AIM:
Identify all lines in the listing that include the word "color", and copy them out.

Data tied to figure images
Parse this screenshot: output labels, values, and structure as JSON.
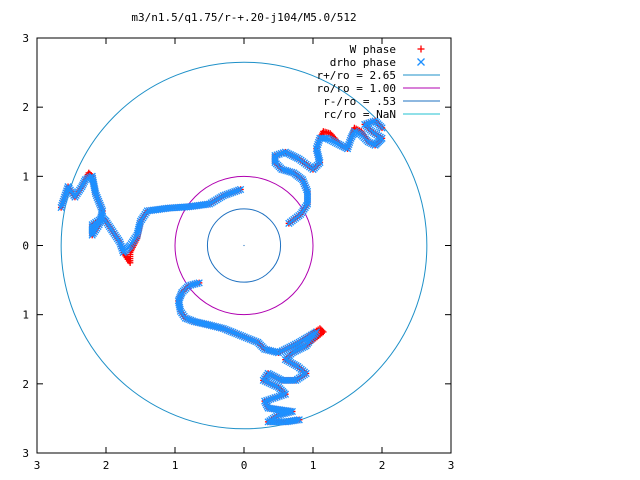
{
  "chart_data": {
    "type": "scatter",
    "title": "m3/n1.5/q1.75/r-+.20-j104/M5.0/512",
    "xlabel": "",
    "ylabel": "",
    "xlim": [
      -3,
      3
    ],
    "ylim": [
      -3,
      3
    ],
    "x_ticks": [
      {
        "value": -3,
        "label": "3"
      },
      {
        "value": -2,
        "label": "2"
      },
      {
        "value": -1,
        "label": "1"
      },
      {
        "value": 0,
        "label": "0"
      },
      {
        "value": 1,
        "label": "1"
      },
      {
        "value": 2,
        "label": "2"
      },
      {
        "value": 3,
        "label": "3"
      }
    ],
    "y_ticks": [
      {
        "value": -3,
        "label": "3"
      },
      {
        "value": -2,
        "label": "2"
      },
      {
        "value": -1,
        "label": "1"
      },
      {
        "value": 0,
        "label": "0"
      },
      {
        "value": 1,
        "label": "1"
      },
      {
        "value": 2,
        "label": "2"
      },
      {
        "value": 3,
        "label": "3"
      }
    ],
    "grid": false,
    "legend_position": "top-right",
    "series": [
      {
        "name": "W phase",
        "marker": "+",
        "color": "#ff0000",
        "arms": [
          [
            [
              -0.65,
              -0.54
            ],
            [
              -0.8,
              -0.58
            ],
            [
              -0.9,
              -0.68
            ],
            [
              -0.95,
              -0.8
            ],
            [
              -0.92,
              -0.95
            ],
            [
              -0.85,
              -1.05
            ],
            [
              -0.72,
              -1.1
            ],
            [
              -0.5,
              -1.15
            ],
            [
              -0.3,
              -1.2
            ],
            [
              -0.05,
              -1.3
            ],
            [
              0.2,
              -1.4
            ],
            [
              0.3,
              -1.5
            ],
            [
              0.5,
              -1.55
            ],
            [
              0.8,
              -1.4
            ],
            [
              1.1,
              -1.2
            ],
            [
              1.15,
              -1.25
            ],
            [
              0.9,
              -1.45
            ],
            [
              0.7,
              -1.55
            ],
            [
              0.6,
              -1.65
            ],
            [
              0.78,
              -1.75
            ],
            [
              0.9,
              -1.85
            ],
            [
              0.75,
              -1.95
            ],
            [
              0.55,
              -1.95
            ],
            [
              0.35,
              -1.85
            ],
            [
              0.28,
              -1.95
            ],
            [
              0.5,
              -2.05
            ],
            [
              0.6,
              -2.15
            ],
            [
              0.45,
              -2.2
            ],
            [
              0.3,
              -2.25
            ],
            [
              0.35,
              -2.35
            ],
            [
              0.55,
              -2.38
            ],
            [
              0.7,
              -2.4
            ],
            [
              0.5,
              -2.45
            ],
            [
              0.35,
              -2.55
            ],
            [
              0.6,
              -2.55
            ],
            [
              0.8,
              -2.52
            ]
          ],
          [
            [
              0.65,
              0.32
            ],
            [
              0.82,
              0.45
            ],
            [
              0.92,
              0.6
            ],
            [
              0.92,
              0.78
            ],
            [
              0.85,
              0.95
            ],
            [
              0.72,
              1.05
            ],
            [
              0.55,
              1.1
            ],
            [
              0.45,
              1.2
            ],
            [
              0.45,
              1.3
            ],
            [
              0.6,
              1.35
            ],
            [
              0.8,
              1.25
            ],
            [
              1.0,
              1.1
            ],
            [
              1.1,
              1.2
            ],
            [
              1.05,
              1.4
            ],
            [
              1.1,
              1.55
            ],
            [
              1.15,
              1.65
            ],
            [
              1.25,
              1.62
            ],
            [
              1.4,
              1.45
            ],
            [
              1.5,
              1.4
            ],
            [
              1.55,
              1.55
            ],
            [
              1.6,
              1.7
            ],
            [
              1.7,
              1.65
            ],
            [
              1.8,
              1.5
            ],
            [
              1.9,
              1.45
            ],
            [
              1.95,
              1.5
            ],
            [
              2.0,
              1.55
            ],
            [
              1.85,
              1.65
            ],
            [
              1.75,
              1.75
            ],
            [
              1.9,
              1.8
            ],
            [
              2.0,
              1.7
            ]
          ],
          [
            [
              -0.05,
              0.81
            ],
            [
              -0.3,
              0.72
            ],
            [
              -0.5,
              0.6
            ],
            [
              -0.8,
              0.56
            ],
            [
              -1.1,
              0.54
            ],
            [
              -1.4,
              0.5
            ],
            [
              -1.5,
              0.35
            ],
            [
              -1.55,
              0.1
            ],
            [
              -1.65,
              -0.1
            ],
            [
              -1.65,
              -0.25
            ],
            [
              -1.75,
              -0.1
            ],
            [
              -1.8,
              0.05
            ],
            [
              -1.9,
              0.2
            ],
            [
              -2.0,
              0.35
            ],
            [
              -2.05,
              0.4
            ],
            [
              -2.2,
              0.3
            ],
            [
              -2.2,
              0.15
            ],
            [
              -2.1,
              0.3
            ],
            [
              -2.05,
              0.5
            ],
            [
              -2.15,
              0.75
            ],
            [
              -2.2,
              1.0
            ],
            [
              -2.25,
              1.05
            ],
            [
              -2.35,
              0.85
            ],
            [
              -2.45,
              0.7
            ],
            [
              -2.55,
              0.85
            ],
            [
              -2.6,
              0.7
            ],
            [
              -2.65,
              0.55
            ]
          ]
        ]
      },
      {
        "name": "drho phase",
        "marker": "x",
        "color": "#1e90ff",
        "arms": [
          [
            [
              -0.65,
              -0.54
            ],
            [
              -0.8,
              -0.58
            ],
            [
              -0.9,
              -0.68
            ],
            [
              -0.95,
              -0.8
            ],
            [
              -0.92,
              -0.95
            ],
            [
              -0.85,
              -1.05
            ],
            [
              -0.72,
              -1.1
            ],
            [
              -0.5,
              -1.15
            ],
            [
              -0.3,
              -1.2
            ],
            [
              -0.05,
              -1.3
            ],
            [
              0.2,
              -1.4
            ],
            [
              0.3,
              -1.5
            ],
            [
              0.5,
              -1.55
            ],
            [
              0.8,
              -1.4
            ],
            [
              1.05,
              -1.25
            ],
            [
              0.9,
              -1.45
            ],
            [
              0.7,
              -1.55
            ],
            [
              0.6,
              -1.65
            ],
            [
              0.78,
              -1.75
            ],
            [
              0.9,
              -1.85
            ],
            [
              0.75,
              -1.95
            ],
            [
              0.55,
              -1.95
            ],
            [
              0.35,
              -1.85
            ],
            [
              0.28,
              -1.95
            ],
            [
              0.5,
              -2.05
            ],
            [
              0.6,
              -2.15
            ],
            [
              0.45,
              -2.2
            ],
            [
              0.3,
              -2.25
            ],
            [
              0.35,
              -2.35
            ],
            [
              0.55,
              -2.38
            ],
            [
              0.7,
              -2.4
            ],
            [
              0.5,
              -2.45
            ],
            [
              0.35,
              -2.55
            ],
            [
              0.6,
              -2.55
            ],
            [
              0.8,
              -2.52
            ]
          ],
          [
            [
              0.65,
              0.32
            ],
            [
              0.82,
              0.45
            ],
            [
              0.92,
              0.6
            ],
            [
              0.92,
              0.78
            ],
            [
              0.85,
              0.95
            ],
            [
              0.72,
              1.05
            ],
            [
              0.55,
              1.1
            ],
            [
              0.45,
              1.2
            ],
            [
              0.45,
              1.3
            ],
            [
              0.6,
              1.35
            ],
            [
              0.8,
              1.25
            ],
            [
              1.0,
              1.1
            ],
            [
              1.1,
              1.2
            ],
            [
              1.05,
              1.4
            ],
            [
              1.1,
              1.55
            ],
            [
              1.2,
              1.55
            ],
            [
              1.4,
              1.45
            ],
            [
              1.5,
              1.4
            ],
            [
              1.55,
              1.55
            ],
            [
              1.6,
              1.65
            ],
            [
              1.7,
              1.6
            ],
            [
              1.8,
              1.5
            ],
            [
              1.9,
              1.45
            ],
            [
              1.95,
              1.5
            ],
            [
              2.0,
              1.55
            ],
            [
              1.85,
              1.65
            ],
            [
              1.75,
              1.75
            ],
            [
              1.9,
              1.8
            ],
            [
              2.0,
              1.7
            ]
          ],
          [
            [
              -0.05,
              0.81
            ],
            [
              -0.3,
              0.72
            ],
            [
              -0.5,
              0.6
            ],
            [
              -0.8,
              0.56
            ],
            [
              -1.1,
              0.54
            ],
            [
              -1.4,
              0.5
            ],
            [
              -1.5,
              0.35
            ],
            [
              -1.55,
              0.15
            ],
            [
              -1.65,
              0.0
            ],
            [
              -1.7,
              -0.05
            ],
            [
              -1.75,
              -0.1
            ],
            [
              -1.8,
              0.05
            ],
            [
              -1.9,
              0.2
            ],
            [
              -2.0,
              0.35
            ],
            [
              -2.05,
              0.4
            ],
            [
              -2.2,
              0.3
            ],
            [
              -2.2,
              0.15
            ],
            [
              -2.1,
              0.3
            ],
            [
              -2.05,
              0.5
            ],
            [
              -2.15,
              0.75
            ],
            [
              -2.2,
              1.0
            ],
            [
              -2.3,
              0.95
            ],
            [
              -2.35,
              0.85
            ],
            [
              -2.45,
              0.7
            ],
            [
              -2.55,
              0.85
            ],
            [
              -2.6,
              0.7
            ],
            [
              -2.65,
              0.55
            ]
          ]
        ]
      },
      {
        "name": "r+/ro = 2.65",
        "type": "circle",
        "radius": 2.65,
        "color": "#1e90c8"
      },
      {
        "name": "ro/ro = 1.00",
        "type": "circle",
        "radius": 1.0,
        "color": "#b000b0"
      },
      {
        "name": "r-/ro = .53",
        "type": "circle",
        "radius": 0.53,
        "color": "#1e70c0"
      },
      {
        "name": "rc/ro = NaN",
        "type": "circle",
        "radius": null,
        "color": "#20c0d0"
      }
    ]
  }
}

COMPLETE OUTPUT:
        "color": "#ff0000",
        "color": "#1e90ff",
        "color": "#1e90c8"
        "color": "#b000b0"
        "color": "#1e70c0"
        "color": "#20c0d0"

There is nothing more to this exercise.